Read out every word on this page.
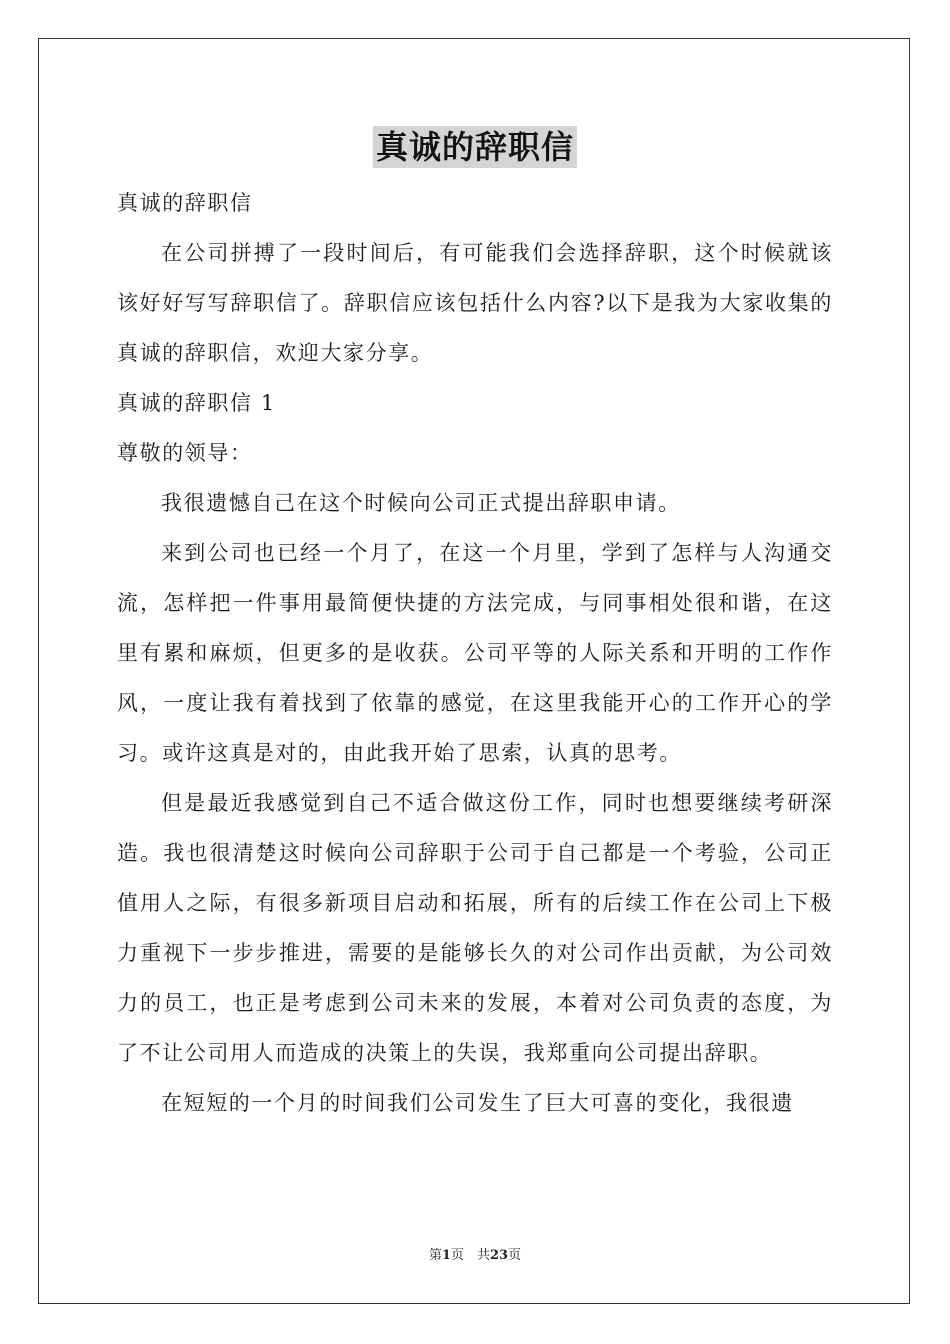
真诚的辞职信

真诚的辞职信

在公司拼搏了一段时间后，有可能我们会选择辞职，这个时候就该该好好写写辞职信了。辞职信应该包括什么内容?以下是我为大家收集的真诚的辞职信，欢迎大家分享。

真诚的辞职信 1

尊敬的领导：

我很遗憾自己在这个时候向公司正式提出辞职申请。

来到公司也已经一个月了，在这一个月里，学到了怎样与人沟通交流，怎样把一件事用最简便快捷的方法完成，与同事相处很和谐，在这里有累和麻烦，但更多的是收获。公司平等的人际关系和开明的工作作风，一度让我有着找到了依靠的感觉，在这里我能开心的工作开心的学习。或许这真是对的，由此我开始了思索，认真的思考。

但是最近我感觉到自己不适合做这份工作，同时也想要继续考研深造。我也很清楚这时候向公司辞职于公司于自己都是一个考验，公司正值用人之际，有很多新项目启动和拓展，所有的后续工作在公司上下极力重视下一步步推进，需要的是能够长久的对公司作出贡献，为公司效力的员工，也正是考虑到公司未来的发展，本着对公司负责的态度，为了不让公司用人而造成的决策上的失误，我郑重向公司提出辞职。

在短短的一个月的时间我们公司发生了巨大可喜的变化，我很遗

第1页　共23页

TASK REQUIREMENTS: Print out the material word for word, omitting the pictures.

CORRECT RESPONSE:
Read out every word on this page.
真诚的辞职信

真诚的辞职信

在公司拼搏了一段时间后，有可能我们会选择辞职，这个时候就该该好好写写辞职信了。辞职信应该包括什么内容?以下是我为大家收集的真诚的辞职信，欢迎大家分享。

真诚的辞职信 1

尊敬的领导：

我很遗憾自己在这个时候向公司正式提出辞职申请。

来到公司也已经一个月了，在这一个月里，学到了怎样与人沟通交流，怎样把一件事用最简便快捷的方法完成，与同事相处很和谐，在这里有累和麻烦，但更多的是收获。公司平等的人际关系和开明的工作作风，一度让我有着找到了依靠的感觉，在这里我能开心的工作开心的学习。或许这真是对的，由此我开始了思索，认真的思考。

但是最近我感觉到自己不适合做这份工作，同时也想要继续考研深造。我也很清楚这时候向公司辞职于公司于自己都是一个考验，公司正值用人之际，有很多新项目启动和拓展，所有的后续工作在公司上下极力重视下一步步推进，需要的是能够长久的对公司作出贡献，为公司效力的员工，也正是考虑到公司未来的发展，本着对公司负责的态度，为了不让公司用人而造成的决策上的失误，我郑重向公司提出辞职。

在短短的一个月的时间我们公司发生了巨大可喜的变化，我很遗

第1页　共23页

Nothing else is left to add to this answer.